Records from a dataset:
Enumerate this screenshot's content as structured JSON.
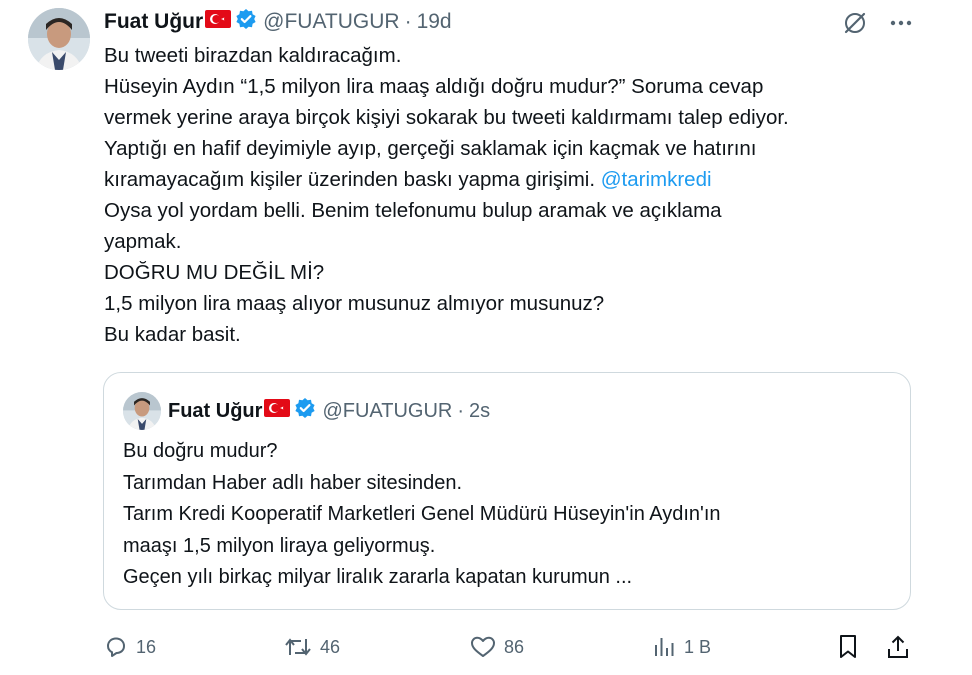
{
  "tweet": {
    "author_name": "Fuat Uğur",
    "handle": "@FUATUGUR",
    "separator": "·",
    "time": "19d",
    "more_label": "···",
    "lines": [
      "Bu tweeti birazdan kaldıracağım.",
      "Hüseyin Aydın “1,5 milyon lira maaş aldığı doğru mudur?”  Soruma cevap",
      "vermek yerine araya birçok kişiyi sokarak bu tweeti kaldırmamı talep ediyor.",
      "Yaptığı en hafif deyimiyle ayıp, gerçeği saklamak için kaçmak ve hatırını"
    ],
    "line5_text": "kıramayacağım kişiler üzerinden baskı yapma girişimi.",
    "mention": "@tarimkredi",
    "lines_after": [
      "Oysa yol yordam belli. Benim telefonumu bulup aramak ve açıklama",
      "yapmak.",
      "DOĞRU MU DEĞİL Mİ?",
      "1,5 milyon lira maaş alıyor musunuz almıyor musunuz?",
      "Bu kadar basit."
    ]
  },
  "quote": {
    "author_name": "Fuat Uğur",
    "handle": "@FUATUGUR",
    "separator": "·",
    "time": "2s",
    "lines": [
      "Bu doğru mudur?",
      "Tarımdan Haber adlı haber sitesinden.",
      "Tarım Kredi Kooperatif Marketleri Genel Müdürü Hüseyin'in Aydın'ın",
      "maaşı 1,5 milyon liraya geliyormuş.",
      "Geçen yılı birkaç milyar liralık zararla kapatan kurumun ..."
    ]
  },
  "actions": {
    "replies": "16",
    "retweets": "46",
    "likes": "86",
    "views": "1 B"
  },
  "colors": {
    "text": "#0f1419",
    "secondary": "#536471",
    "link": "#1d9bf0",
    "verified": "#1d9bf0",
    "flag": "#e30a17",
    "border": "#cfd9de"
  },
  "icons": {
    "verified": "verified-badge-icon",
    "flag": "turkey-flag-icon",
    "grok": "grok-icon",
    "more": "more-icon",
    "reply": "reply-icon",
    "retweet": "retweet-icon",
    "like": "heart-icon",
    "views": "views-icon",
    "bookmark": "bookmark-icon",
    "share": "share-icon"
  }
}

→ **Short problem**: Your task is to pick out every line with the string "tweeti" and copy it.

→ **Response to the exercise**:
      "Bu tweeti birazdan kaldıracağım.",
      "vermek yerine araya birçok kişiyi sokarak bu tweeti kaldırmamı talep ediyor.",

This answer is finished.